The exercise. Using the listing below, select the lines with the word "Indigenous" and copy them.

Data for this exercise.
----------------------------------------
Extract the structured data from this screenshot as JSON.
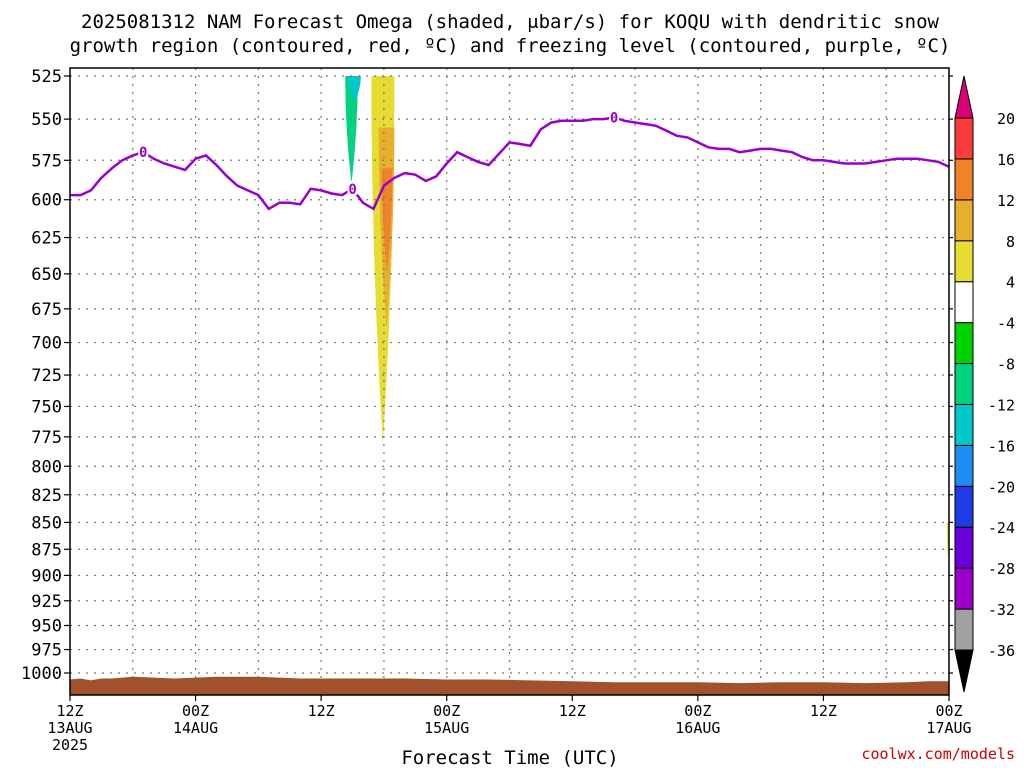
{
  "title_lines": [
    "2025081312 NAM Forecast Omega (shaded, μbar/s) for KOQU with dendritic snow",
    "growth region (contoured, red, ºC) and freezing level (contoured, purple, ºC)"
  ],
  "credit": "coolwx.com/models",
  "colors": {
    "freezing_level": "#9900cc",
    "terrain": "#a0522d",
    "grid": "#777777",
    "credit": "#cc0000"
  },
  "chart_data": {
    "type": "heatmap",
    "xlabel": "Forecast Time (UTC)",
    "ylabel": "",
    "x_units": "forecast hours from 2025-08-13 12Z",
    "xlim": [
      0,
      84
    ],
    "ylim": [
      1000,
      525
    ],
    "y_scale": "log",
    "grid": true,
    "y_ticks": [
      525,
      550,
      575,
      600,
      625,
      650,
      675,
      700,
      725,
      750,
      775,
      800,
      825,
      850,
      875,
      900,
      925,
      950,
      975,
      1000
    ],
    "x_ticks": [
      {
        "hour": 0,
        "lines": [
          "12Z",
          "13AUG",
          "2025"
        ]
      },
      {
        "hour": 12,
        "lines": [
          "00Z",
          "14AUG"
        ]
      },
      {
        "hour": 24,
        "lines": [
          "12Z"
        ]
      },
      {
        "hour": 36,
        "lines": [
          "00Z",
          "15AUG"
        ]
      },
      {
        "hour": 48,
        "lines": [
          "12Z"
        ]
      },
      {
        "hour": 60,
        "lines": [
          "00Z",
          "16AUG"
        ]
      },
      {
        "hour": 72,
        "lines": [
          "12Z"
        ]
      },
      {
        "hour": 84,
        "lines": [
          "00Z",
          "17AUG"
        ]
      }
    ],
    "colorbar": {
      "levels": [
        -36,
        -32,
        -28,
        -24,
        -20,
        -16,
        -12,
        -8,
        -4,
        4,
        8,
        12,
        16,
        20
      ],
      "colors": [
        "#000000",
        "#a0a0a0",
        "#9a00c8",
        "#6a00d8",
        "#1e3ce6",
        "#1e8cf0",
        "#00c8c8",
        "#00d282",
        "#00d200",
        "#ffffff",
        "#e6dc32",
        "#e6af2d",
        "#f08228",
        "#fa3c3c",
        "#dc0078"
      ]
    },
    "freezing_level": {
      "label": "0",
      "hours": [
        0,
        1,
        2,
        3,
        4,
        5,
        6,
        7,
        8,
        9,
        10,
        11,
        12,
        13,
        14,
        15,
        16,
        17,
        18,
        19,
        20,
        21,
        22,
        23,
        24,
        25,
        26,
        27,
        28,
        29,
        30,
        31,
        32,
        33,
        34,
        35,
        36,
        37,
        38,
        39,
        40,
        41,
        42,
        43,
        44,
        45,
        46,
        47,
        48,
        49,
        50,
        51,
        52,
        53,
        54,
        55,
        56,
        57,
        58,
        59,
        60,
        61,
        62,
        63,
        64,
        65,
        66,
        67,
        68,
        69,
        70,
        71,
        72,
        73,
        74,
        75,
        76,
        77,
        78,
        79,
        80,
        81,
        82,
        83,
        84
      ],
      "pressure": [
        597,
        597,
        594,
        586,
        580,
        575,
        572,
        570,
        574,
        577,
        579,
        581,
        574,
        572,
        578,
        585,
        591,
        594,
        597,
        606,
        602,
        602,
        603,
        593,
        594,
        596,
        597,
        593,
        602,
        606,
        591,
        586,
        583,
        584,
        588,
        585,
        577,
        570,
        573,
        576,
        578,
        571,
        564,
        565,
        566,
        556,
        552,
        551,
        551,
        551,
        550,
        550,
        549,
        551,
        552,
        553,
        554,
        557,
        560,
        561,
        564,
        567,
        568,
        568,
        570,
        569,
        568,
        568,
        569,
        570,
        573,
        575,
        575,
        576,
        577,
        577,
        577,
        576,
        575,
        574,
        574,
        574,
        575,
        576,
        579
      ]
    },
    "omega_regions": [
      {
        "sign": "negative",
        "level": -8,
        "hour_start": 26.3,
        "hour_end": 27.5,
        "p_top": 525,
        "p_bottom": 590
      },
      {
        "sign": "negative",
        "level": -12,
        "hour_start": 26.6,
        "hour_end": 27.8,
        "p_top": 525,
        "p_bottom": 540
      },
      {
        "sign": "positive",
        "level": 4,
        "hour_start": 28.8,
        "hour_end": 31.0,
        "p_top": 525,
        "p_bottom": 780
      },
      {
        "sign": "positive",
        "level": 8,
        "hour_start": 29.5,
        "hour_end": 31.0,
        "p_top": 555,
        "p_bottom": 690
      },
      {
        "sign": "positive",
        "level": 12,
        "hour_start": 29.8,
        "hour_end": 30.8,
        "p_top": 580,
        "p_bottom": 650
      },
      {
        "sign": "positive",
        "level": 4,
        "hour_start": 83.8,
        "hour_end": 84,
        "p_top": 850,
        "p_bottom": 885
      }
    ],
    "terrain_top": {
      "hours": [
        0,
        1,
        2,
        3,
        4,
        5,
        6,
        8,
        10,
        12,
        14,
        16,
        18,
        20,
        22,
        24,
        28,
        32,
        36,
        40,
        44,
        48,
        52,
        56,
        60,
        64,
        68,
        72,
        76,
        80,
        82,
        84
      ],
      "pressure": [
        1007,
        1006,
        1008,
        1006,
        1006,
        1005,
        1004,
        1005,
        1006,
        1005,
        1004,
        1004,
        1004,
        1005,
        1006,
        1006,
        1006,
        1006,
        1007,
        1007,
        1008,
        1009,
        1010,
        1010,
        1010,
        1011,
        1010,
        1010,
        1011,
        1010,
        1009,
        1009
      ]
    }
  }
}
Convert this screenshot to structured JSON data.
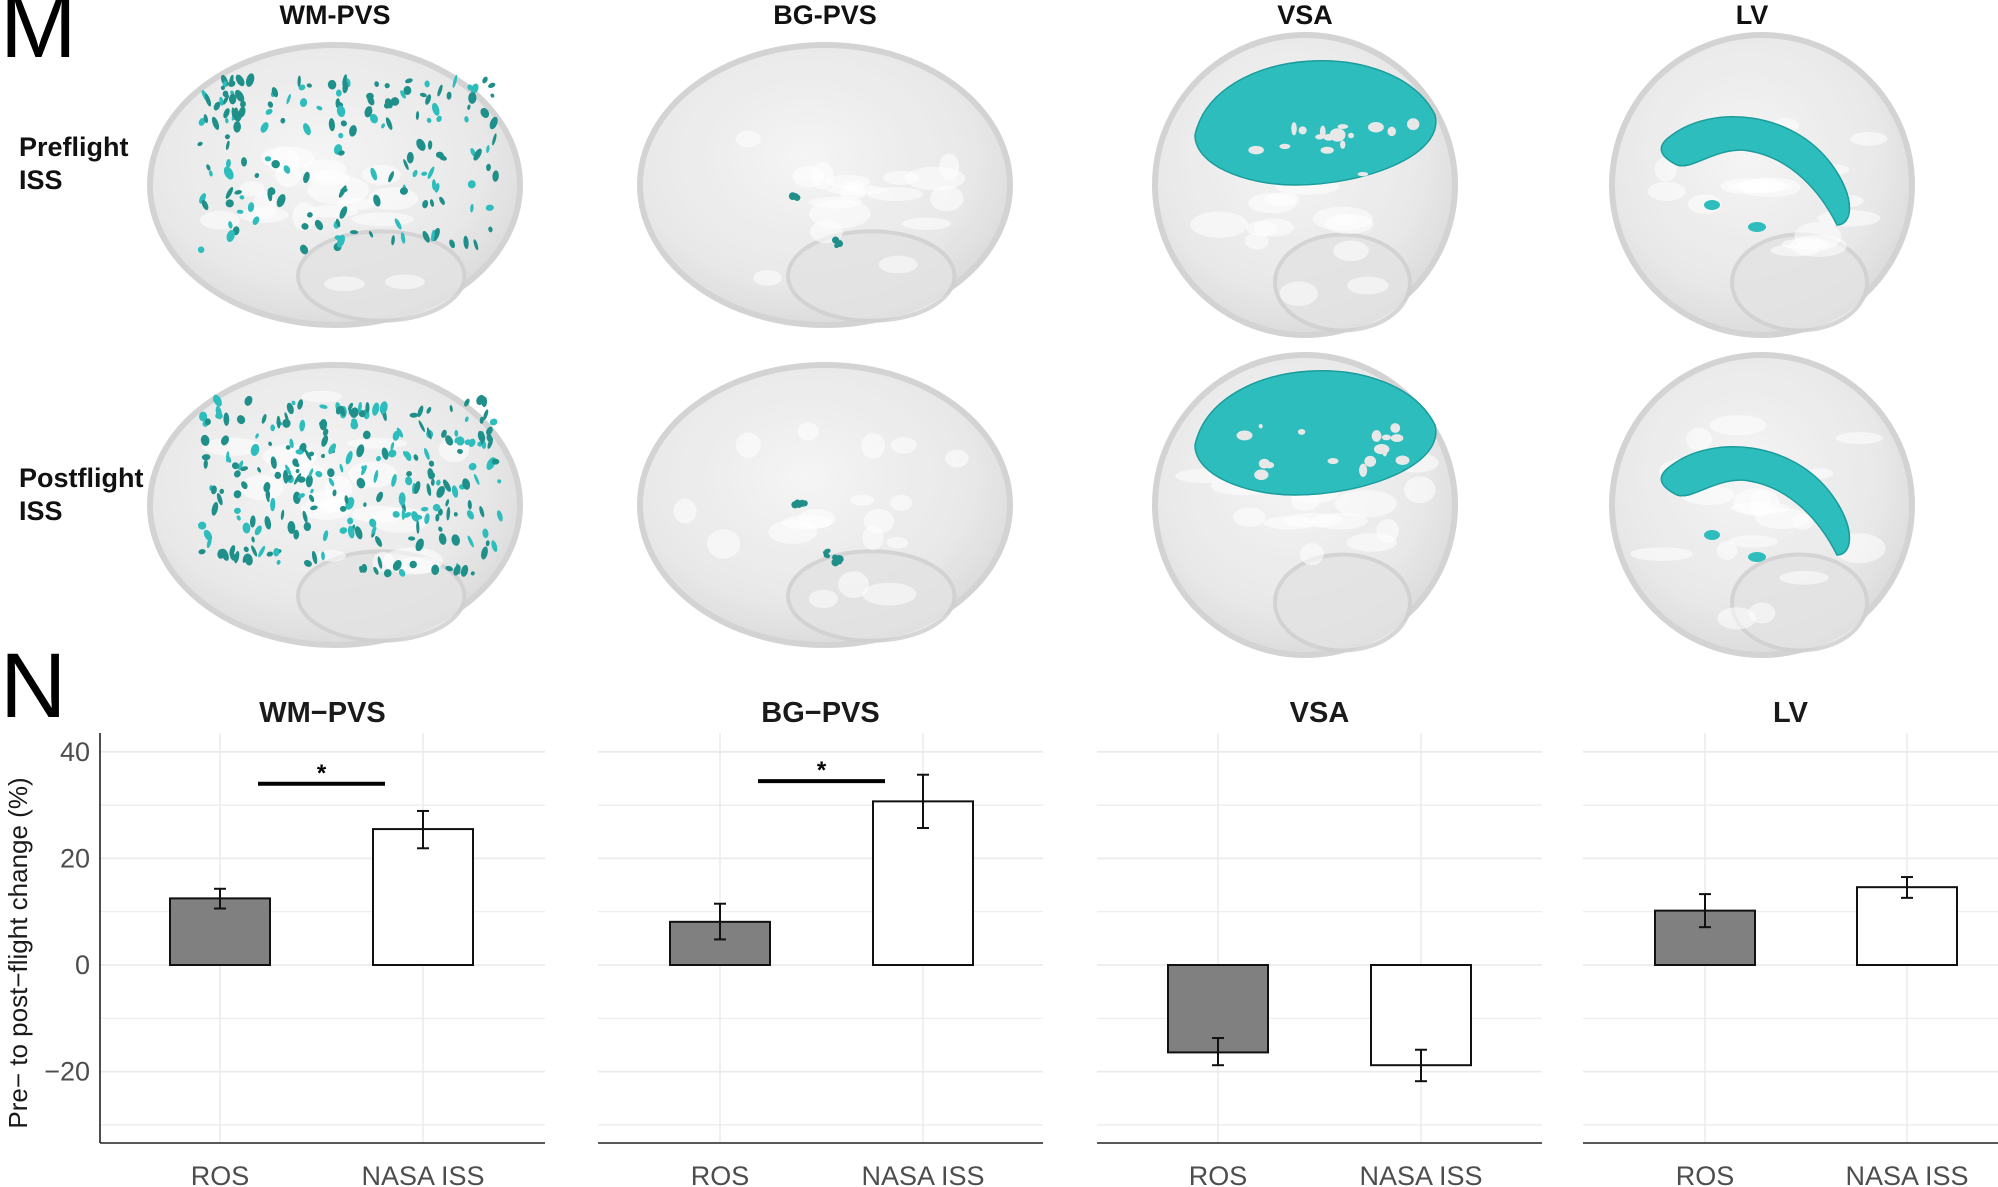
{
  "figure": {
    "panel_m_letter": "M",
    "panel_n_letter": "N",
    "brain_columns": [
      {
        "title": "WM-PVS",
        "structure": "white matter perivascular spaces (scattered small clusters)"
      },
      {
        "title": "BG-PVS",
        "structure": "basal ganglia perivascular spaces (few small clusters)"
      },
      {
        "title": "VSA",
        "structure": "vertex subarachnoid space (cap-like surface)"
      },
      {
        "title": "LV",
        "structure": "lateral ventricle (arched volume)"
      }
    ],
    "brain_rows": [
      {
        "line1": "Preflight",
        "line2": "ISS"
      },
      {
        "line1": "Postflight",
        "line2": "ISS"
      }
    ],
    "colors": {
      "highlight_teal": "#2ebdbd",
      "highlight_dark_teal": "#1f8f8a",
      "brain_gray": "#d9d9d9",
      "ros_bar": "#808080",
      "nasa_bar": "#ffffff",
      "grid": "#ebebeb"
    }
  },
  "chart_data": [
    {
      "type": "bar",
      "title": "WM−PVS",
      "categories": [
        "ROS",
        "NASA ISS"
      ],
      "values": [
        12.5,
        25.5
      ],
      "error_low": [
        10.6,
        21.9
      ],
      "error_high": [
        14.3,
        28.9
      ],
      "significance": {
        "label": "*",
        "between": [
          "ROS",
          "NASA ISS"
        ],
        "y": 34
      },
      "ylabel": "Pre− to post−flight change (%)",
      "yticks": [
        40,
        20,
        0,
        -20
      ],
      "ytick_labels": [
        "40",
        "20",
        "0",
        "−20"
      ],
      "ylim": [
        -33.4,
        44
      ],
      "grid": true
    },
    {
      "type": "bar",
      "title": "BG−PVS",
      "categories": [
        "ROS",
        "NASA ISS"
      ],
      "values": [
        8.1,
        30.7
      ],
      "error_low": [
        4.8,
        25.7
      ],
      "error_high": [
        11.5,
        35.7
      ],
      "significance": {
        "label": "*",
        "between": [
          "ROS",
          "NASA ISS"
        ],
        "y": 34.5
      },
      "ylim": [
        -33.4,
        44
      ],
      "grid": true
    },
    {
      "type": "bar",
      "title": "VSA",
      "categories": [
        "ROS",
        "NASA ISS"
      ],
      "values": [
        -16.4,
        -18.8
      ],
      "error_low": [
        -18.8,
        -21.8
      ],
      "error_high": [
        -13.7,
        -15.9
      ],
      "ylim": [
        -33.4,
        44
      ],
      "grid": true
    },
    {
      "type": "bar",
      "title": "LV",
      "categories": [
        "ROS",
        "NASA ISS"
      ],
      "values": [
        10.2,
        14.6
      ],
      "error_low": [
        7.1,
        12.6
      ],
      "error_high": [
        13.3,
        16.5
      ],
      "ylim": [
        -33.4,
        44
      ],
      "grid": true
    }
  ]
}
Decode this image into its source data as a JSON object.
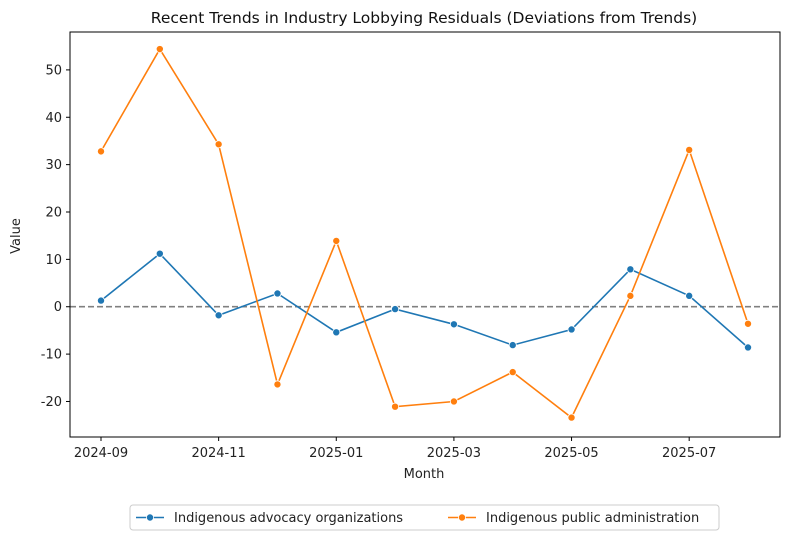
{
  "chart_data": {
    "type": "line",
    "title": "Recent Trends in Industry Lobbying Residuals (Deviations from Trends)",
    "xlabel": "Month",
    "ylabel": "Value",
    "x": [
      "2024-09",
      "2024-10",
      "2024-11",
      "2024-12",
      "2025-01",
      "2025-02",
      "2025-03",
      "2025-04",
      "2025-05",
      "2025-06",
      "2025-07",
      "2025-08"
    ],
    "xticks": [
      "2024-09",
      "2024-11",
      "2025-01",
      "2025-03",
      "2025-05",
      "2025-07"
    ],
    "yticks": [
      -20,
      -10,
      0,
      10,
      20,
      30,
      40,
      50
    ],
    "ylim": [
      -27.5,
      58
    ],
    "reference_line": 0,
    "legend_position": "bottom-center",
    "series": [
      {
        "name": "Indigenous advocacy organizations",
        "color": "#1f77b4",
        "values": [
          1.3,
          11.2,
          -1.8,
          2.8,
          -5.4,
          -0.5,
          -3.7,
          -8.1,
          -4.8,
          7.9,
          2.3,
          -8.6
        ]
      },
      {
        "name": "Indigenous public administration",
        "color": "#ff7f0e",
        "values": [
          32.8,
          54.4,
          34.3,
          -16.4,
          13.9,
          -21.1,
          -20.0,
          -13.8,
          -23.4,
          2.3,
          33.1,
          -3.6
        ]
      }
    ]
  }
}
----------------------------------------
Exercise response.
        "name": "Indigenous advocacy organizations",
        "name": "Indigenous public administration",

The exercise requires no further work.